=== Stated exercise ===
Would you quote the material below in full and unchanged?
:: Material provided ::
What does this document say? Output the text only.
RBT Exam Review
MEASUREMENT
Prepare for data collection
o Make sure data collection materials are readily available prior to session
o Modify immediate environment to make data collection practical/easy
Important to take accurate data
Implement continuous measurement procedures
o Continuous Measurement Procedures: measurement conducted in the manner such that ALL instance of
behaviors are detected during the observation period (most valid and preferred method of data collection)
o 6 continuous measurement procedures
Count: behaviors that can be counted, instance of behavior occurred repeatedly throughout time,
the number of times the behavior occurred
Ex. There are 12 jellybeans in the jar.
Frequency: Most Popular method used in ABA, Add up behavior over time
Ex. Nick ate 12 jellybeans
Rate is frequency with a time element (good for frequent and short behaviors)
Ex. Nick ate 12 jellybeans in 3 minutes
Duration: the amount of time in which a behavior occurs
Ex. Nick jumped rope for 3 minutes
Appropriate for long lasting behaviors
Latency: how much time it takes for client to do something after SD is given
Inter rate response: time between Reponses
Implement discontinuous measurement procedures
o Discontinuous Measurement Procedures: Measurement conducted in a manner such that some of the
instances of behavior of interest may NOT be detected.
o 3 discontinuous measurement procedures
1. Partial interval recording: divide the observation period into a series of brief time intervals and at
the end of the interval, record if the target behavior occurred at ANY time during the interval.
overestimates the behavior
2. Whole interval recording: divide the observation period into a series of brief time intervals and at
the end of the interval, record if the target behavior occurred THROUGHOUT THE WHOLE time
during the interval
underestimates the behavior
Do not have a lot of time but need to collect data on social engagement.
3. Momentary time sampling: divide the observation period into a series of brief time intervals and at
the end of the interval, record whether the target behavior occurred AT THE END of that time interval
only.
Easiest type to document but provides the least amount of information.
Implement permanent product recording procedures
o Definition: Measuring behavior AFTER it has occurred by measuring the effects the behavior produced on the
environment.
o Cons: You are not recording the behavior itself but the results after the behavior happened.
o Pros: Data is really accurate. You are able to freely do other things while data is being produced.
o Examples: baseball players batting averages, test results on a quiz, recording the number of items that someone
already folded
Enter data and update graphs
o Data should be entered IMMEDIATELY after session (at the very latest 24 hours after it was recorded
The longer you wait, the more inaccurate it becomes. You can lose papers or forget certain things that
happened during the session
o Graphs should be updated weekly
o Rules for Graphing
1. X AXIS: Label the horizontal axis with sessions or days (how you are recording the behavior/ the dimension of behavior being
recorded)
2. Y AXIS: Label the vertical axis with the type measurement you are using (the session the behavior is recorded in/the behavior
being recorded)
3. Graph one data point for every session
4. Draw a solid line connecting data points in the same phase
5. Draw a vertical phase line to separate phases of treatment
:::
=== Final answer ===
What does this document say? Output the text only.
RBT Exam Review
MEASUREMENT
Prepare for data collection
o Make sure data collection materials are readily available prior to session
o Modify immediate environment to make data collection practical/easy
Important to take accurate data
Implement continuous measurement procedures
o Continuous Measurement Procedures: measurement conducted in the manner such that ALL instance of
behaviors are detected during the observation period (most valid and preferred method of data collection)
o 6 continuous measurement procedures
Count: behaviors that can be counted, instance of behavior occurred repeatedly throughout time,
the number of times the behavior occurred
Ex. There are 12 jellybeans in the jar.
Frequency: Most Popular method used in ABA, Add up behavior over time
Ex. Nick ate 12 jellybeans
Rate is frequency with a time element (good for frequent and short behaviors)
Ex. Nick ate 12 jellybeans in 3 minutes
Duration: the amount of time in which a behavior occurs
Ex. Nick jumped rope for 3 minutes
Appropriate for long lasting behaviors
Latency: how much time it takes for client to do something after SD is given
Inter rate response: time between Reponses
Implement discontinuous measurement procedures
o Discontinuous Measurement Procedures: Measurement conducted in a manner such that some of the
instances of behavior of interest may NOT be detected.
o 3 discontinuous measurement procedures
1. Partial interval recording: divide the observation period into a series of brief time intervals and at
the end of the interval, record if the target behavior occurred at ANY time during the interval.
overestimates the behavior
2. Whole interval recording: divide the observation period into a series of brief time intervals and at
the end of the interval, record if the target behavior occurred THROUGHOUT THE WHOLE time
during the interval
underestimates the behavior
Do not have a lot of time but need to collect data on social engagement.
3. Momentary time sampling: divide the observation period into a series of brief time intervals and at
the end of the interval, record whether the target behavior occurred AT THE END of that time interval
only.
Easiest type to document but provides the least amount of information.
Implement permanent product recording procedures
o Definition: Measuring behavior AFTER it has occurred by measuring the effects the behavior produced on the
environment.
o Cons: You are not recording the behavior itself but the results after the behavior happened.
o Pros: Data is really accurate. You are able to freely do other things while data is being produced.
o Examples: baseball players batting averages, test results on a quiz, recording the number of items that someone
already folded
Enter data and update graphs
o Data should be entered IMMEDIATELY after session (at the very latest 24 hours after it was recorded
The longer you wait, the more inaccurate it becomes. You can lose papers or forget certain things that
happened during the session
o Graphs should be updated weekly
o Rules for Graphing
1. X AXIS: Label the horizontal axis with sessions or days (how you are recording the behavior/ the dimension of behavior being
recorded)
2. Y AXIS: Label the vertical axis with the type measurement you are using (the session the behavior is recorded in/the behavior
being recorded)
3. Graph one data point for every session
4. Draw a solid line connecting data points in the same phase
5. Draw a vertical phase line to separate phases of treatment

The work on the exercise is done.